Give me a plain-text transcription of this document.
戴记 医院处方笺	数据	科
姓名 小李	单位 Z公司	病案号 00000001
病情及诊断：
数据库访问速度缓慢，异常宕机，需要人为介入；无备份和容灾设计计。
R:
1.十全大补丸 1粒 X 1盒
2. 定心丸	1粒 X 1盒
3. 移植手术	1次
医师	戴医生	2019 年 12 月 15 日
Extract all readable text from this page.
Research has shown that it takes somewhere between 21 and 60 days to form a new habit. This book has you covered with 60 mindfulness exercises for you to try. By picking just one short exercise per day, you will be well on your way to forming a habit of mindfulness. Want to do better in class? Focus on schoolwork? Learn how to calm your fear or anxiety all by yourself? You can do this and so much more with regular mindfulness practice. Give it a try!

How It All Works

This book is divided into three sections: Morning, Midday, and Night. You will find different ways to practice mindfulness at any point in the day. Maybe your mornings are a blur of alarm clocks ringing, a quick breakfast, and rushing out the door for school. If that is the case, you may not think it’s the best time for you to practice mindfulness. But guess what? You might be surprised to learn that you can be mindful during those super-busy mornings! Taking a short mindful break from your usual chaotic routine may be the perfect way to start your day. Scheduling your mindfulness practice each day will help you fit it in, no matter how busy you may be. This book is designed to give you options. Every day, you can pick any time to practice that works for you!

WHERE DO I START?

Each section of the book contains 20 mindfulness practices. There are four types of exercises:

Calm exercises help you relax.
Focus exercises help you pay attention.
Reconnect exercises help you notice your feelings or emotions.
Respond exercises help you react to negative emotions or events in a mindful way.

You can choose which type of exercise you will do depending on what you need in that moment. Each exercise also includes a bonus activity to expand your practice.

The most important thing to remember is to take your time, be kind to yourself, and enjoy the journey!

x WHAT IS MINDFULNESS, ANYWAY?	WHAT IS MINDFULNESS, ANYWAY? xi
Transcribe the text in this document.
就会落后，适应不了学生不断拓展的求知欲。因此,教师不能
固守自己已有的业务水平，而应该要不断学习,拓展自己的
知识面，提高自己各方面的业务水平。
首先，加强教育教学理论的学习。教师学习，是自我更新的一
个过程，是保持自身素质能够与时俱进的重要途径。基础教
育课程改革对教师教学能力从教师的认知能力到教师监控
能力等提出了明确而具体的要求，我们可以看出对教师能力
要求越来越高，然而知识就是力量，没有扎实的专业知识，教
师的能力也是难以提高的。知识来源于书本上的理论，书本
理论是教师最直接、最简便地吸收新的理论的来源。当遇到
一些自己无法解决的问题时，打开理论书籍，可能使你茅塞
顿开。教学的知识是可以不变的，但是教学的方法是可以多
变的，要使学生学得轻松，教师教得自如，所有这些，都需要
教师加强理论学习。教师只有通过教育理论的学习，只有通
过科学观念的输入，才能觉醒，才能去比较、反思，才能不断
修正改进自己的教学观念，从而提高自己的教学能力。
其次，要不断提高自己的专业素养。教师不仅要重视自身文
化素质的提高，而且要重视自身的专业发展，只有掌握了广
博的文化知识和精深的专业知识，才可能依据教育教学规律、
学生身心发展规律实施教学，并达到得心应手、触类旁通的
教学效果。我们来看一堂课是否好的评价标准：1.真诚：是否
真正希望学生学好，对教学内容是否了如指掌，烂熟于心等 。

## Work instructions:
Find every line of the data that holds the string "from", then say how many there are and nothing else.

## Task output:
2